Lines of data

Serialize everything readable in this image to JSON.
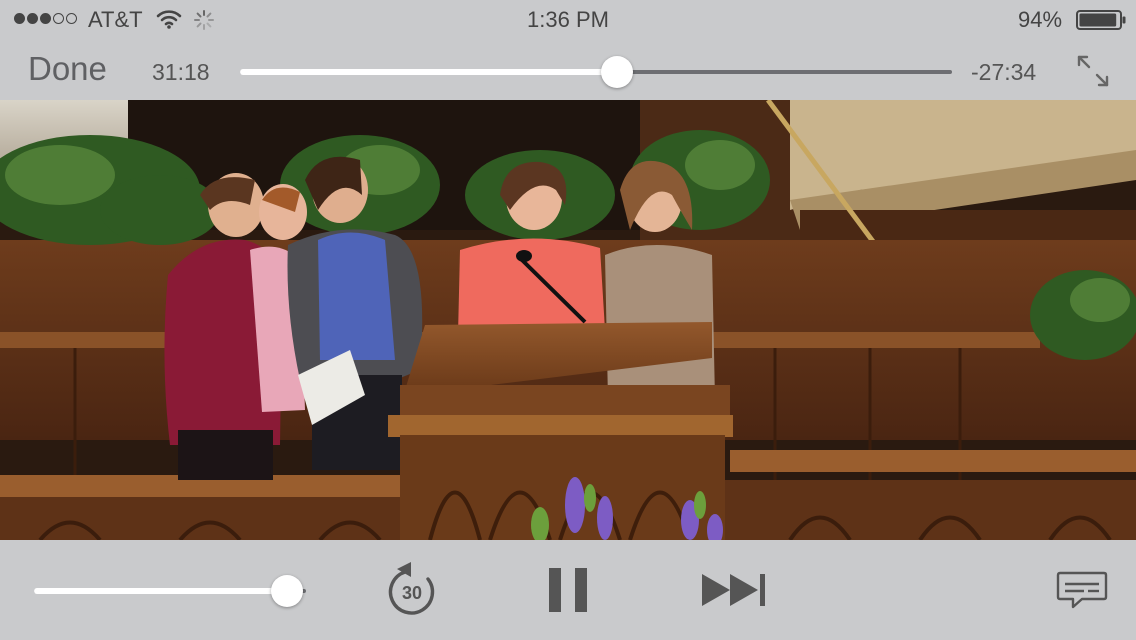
{
  "status_bar": {
    "carrier": "AT&T",
    "signal_strength": 3,
    "signal_max": 5,
    "time": "1:36 PM",
    "battery_percent": "94%",
    "battery_level": 0.94
  },
  "player": {
    "done_label": "Done",
    "elapsed": "31:18",
    "remaining": "-27:34",
    "progress": 0.53,
    "volume": 0.93,
    "skip_back_seconds": "30"
  },
  "icons": {
    "signal": "signal-dots-icon",
    "wifi": "wifi-icon",
    "activity": "activity-spinner-icon",
    "battery": "battery-icon",
    "fullscreen": "expand-arrows-icon",
    "skip_back": "skip-back-30-icon",
    "pause": "pause-icon",
    "next": "next-track-icon",
    "subtitles": "subtitles-speech-bubble-icon"
  },
  "colors": {
    "bar_background": "#c9cacc",
    "control_gray": "#555555",
    "slider_fill": "#ffffff",
    "slider_track": "#6d6e72"
  }
}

◆ STATED TASK
Output the entries above exactly. Drop the pictures.

◆ TASK RESPONSE
Serialize everything readable in this image to JSON.
{
  "status_bar": {
    "carrier": "AT&T",
    "signal_strength": 3,
    "signal_max": 5,
    "time": "1:36 PM",
    "battery_percent": "94%",
    "battery_level": 0.94
  },
  "player": {
    "done_label": "Done",
    "elapsed": "31:18",
    "remaining": "-27:34",
    "progress": 0.53,
    "volume": 0.93,
    "skip_back_seconds": "30"
  },
  "icons": {
    "signal": "signal-dots-icon",
    "wifi": "wifi-icon",
    "activity": "activity-spinner-icon",
    "battery": "battery-icon",
    "fullscreen": "expand-arrows-icon",
    "skip_back": "skip-back-30-icon",
    "pause": "pause-icon",
    "next": "next-track-icon",
    "subtitles": "subtitles-speech-bubble-icon"
  },
  "colors": {
    "bar_background": "#c9cacc",
    "control_gray": "#555555",
    "slider_fill": "#ffffff",
    "slider_track": "#6d6e72"
  }
}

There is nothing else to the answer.